Give the number of lines in the data that contain "title", and nothing more.

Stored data
####
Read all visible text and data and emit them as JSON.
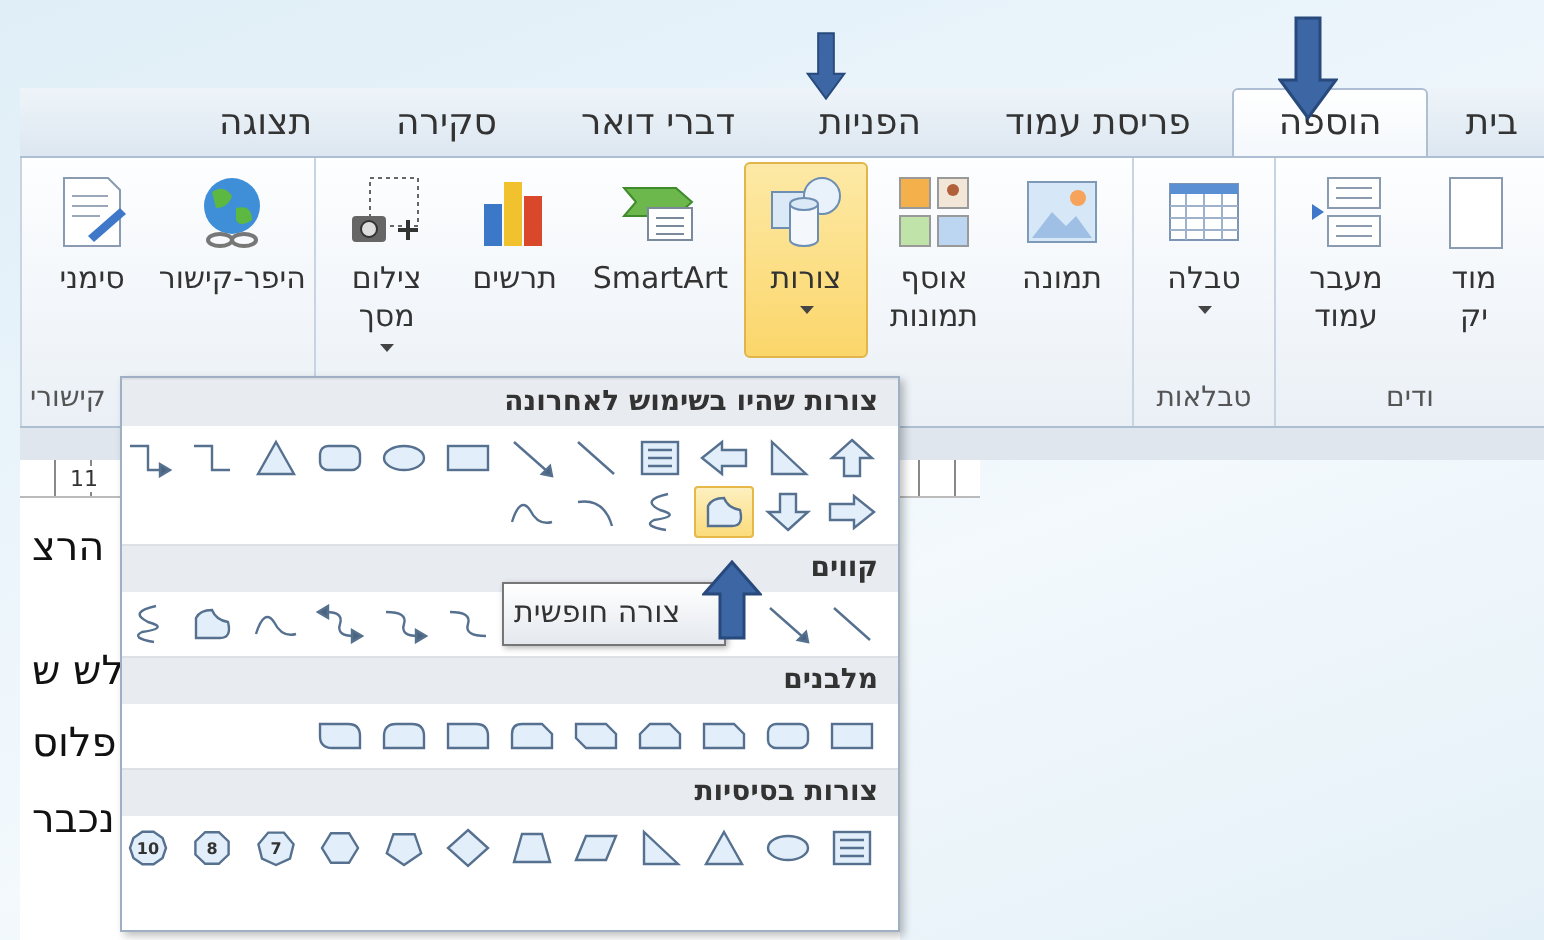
{
  "tabs": [
    {
      "label": "בית",
      "selected": false
    },
    {
      "label": "הוספה",
      "selected": true
    },
    {
      "label": "פריסת עמוד",
      "selected": false
    },
    {
      "label": "הפניות",
      "selected": false
    },
    {
      "label": "דברי דואר",
      "selected": false
    },
    {
      "label": "סקירה",
      "selected": false
    },
    {
      "label": "תצוגה",
      "selected": false
    }
  ],
  "ribbon_groups": [
    {
      "label": "ודים",
      "buttons": [
        {
          "kind": "page",
          "lines": [
            "מוד",
            "יק"
          ],
          "dropdown": false,
          "pressed": false
        },
        {
          "kind": "page-break",
          "lines": [
            "מעבר",
            "עמוד"
          ],
          "dropdown": false,
          "pressed": false
        }
      ]
    },
    {
      "label": "טבלאות",
      "buttons": [
        {
          "kind": "table",
          "lines": [
            "טבלה"
          ],
          "dropdown": true,
          "pressed": false
        }
      ]
    },
    {
      "buttons": [
        {
          "kind": "picture",
          "lines": [
            "תמונה"
          ],
          "dropdown": false,
          "pressed": false
        },
        {
          "kind": "clip-art",
          "lines": [
            "אוסף",
            "תמונות"
          ],
          "dropdown": false,
          "pressed": false
        },
        {
          "kind": "shapes",
          "lines": [
            "צורות"
          ],
          "dropdown": true,
          "pressed": true
        },
        {
          "kind": "smartart",
          "lines": [
            "SmartArt"
          ],
          "dropdown": false,
          "pressed": false
        },
        {
          "kind": "chart",
          "lines": [
            "תרשים"
          ],
          "dropdown": false,
          "pressed": false
        },
        {
          "kind": "screenshot",
          "lines": [
            "צילום",
            "מסך"
          ],
          "dropdown": true,
          "pressed": false
        }
      ]
    },
    {
      "label": "קישורי",
      "buttons": [
        {
          "kind": "hyperlink",
          "lines": [
            "היפר-קישור"
          ],
          "dropdown": false,
          "pressed": false
        },
        {
          "kind": "bookmark",
          "lines": [
            "סימני"
          ],
          "dropdown": false,
          "pressed": false
        }
      ]
    }
  ],
  "ruler": {
    "label": "11"
  },
  "document": {
    "lines": [
      "הרצ",
      "לש ש",
      "פלוס",
      "נכבר"
    ]
  },
  "shapes_menu": {
    "sections": [
      {
        "title": "צורות שהיו בשימוש לאחרונה",
        "items": [
          {
            "kind": "up-arrow",
            "selected": false
          },
          {
            "kind": "right-triangle",
            "selected": false
          },
          {
            "kind": "left-arrow",
            "selected": false
          },
          {
            "kind": "text-box",
            "selected": false
          },
          {
            "kind": "line",
            "selected": false
          },
          {
            "kind": "arrow-line",
            "selected": false
          },
          {
            "kind": "rect",
            "selected": false
          },
          {
            "kind": "oval",
            "selected": false
          },
          {
            "kind": "rounded-rect",
            "selected": false
          },
          {
            "kind": "triangle",
            "selected": false
          },
          {
            "kind": "elbow",
            "selected": false
          },
          {
            "kind": "elbow-arrow",
            "selected": false
          },
          {
            "kind": "right-arrow",
            "selected": false
          },
          {
            "kind": "down-arrow",
            "selected": false
          },
          {
            "kind": "freeform",
            "selected": true
          },
          {
            "kind": "scribble",
            "selected": false
          },
          {
            "kind": "arc",
            "selected": false
          },
          {
            "kind": "curve",
            "selected": false
          }
        ]
      },
      {
        "title": "קווים",
        "items": [
          {
            "kind": "line",
            "selected": false
          },
          {
            "kind": "arrow-line",
            "selected": false
          },
          {
            "kind": "tooltip",
            "text": "צורה חופשית"
          },
          {
            "kind": "curved-connector",
            "selected": false
          },
          {
            "kind": "curved-arrow",
            "selected": false
          },
          {
            "kind": "curved-double-arrow",
            "selected": false
          },
          {
            "kind": "curve",
            "selected": false
          },
          {
            "kind": "freeform",
            "selected": false
          },
          {
            "kind": "scribble",
            "selected": false
          }
        ]
      },
      {
        "title": "מלבנים",
        "items": [
          {
            "kind": "rect",
            "selected": false
          },
          {
            "kind": "rounded-rect",
            "selected": false
          },
          {
            "kind": "snip-corner",
            "selected": false
          },
          {
            "kind": "snip-two",
            "selected": false
          },
          {
            "kind": "snip-diagonal",
            "selected": false
          },
          {
            "kind": "snip-round",
            "selected": false
          },
          {
            "kind": "round-corner",
            "selected": false
          },
          {
            "kind": "round-two",
            "selected": false
          },
          {
            "kind": "round-diagonal",
            "selected": false
          }
        ]
      },
      {
        "title": "צורות בסיסיות",
        "items": [
          {
            "kind": "text-box",
            "selected": false
          },
          {
            "kind": "oval",
            "selected": false
          },
          {
            "kind": "triangle",
            "selected": false
          },
          {
            "kind": "right-triangle",
            "selected": false
          },
          {
            "kind": "parallelogram",
            "selected": false
          },
          {
            "kind": "trapezoid",
            "selected": false
          },
          {
            "kind": "diamond",
            "selected": false
          },
          {
            "kind": "pentagon",
            "selected": false
          },
          {
            "kind": "hexagon",
            "selected": false
          },
          {
            "kind": "heptagon",
            "label": "7",
            "selected": false
          },
          {
            "kind": "octagon",
            "label": "8",
            "selected": false
          },
          {
            "kind": "decagon",
            "label": "10",
            "selected": false
          }
        ]
      }
    ]
  }
}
####
-- Exercise response --
4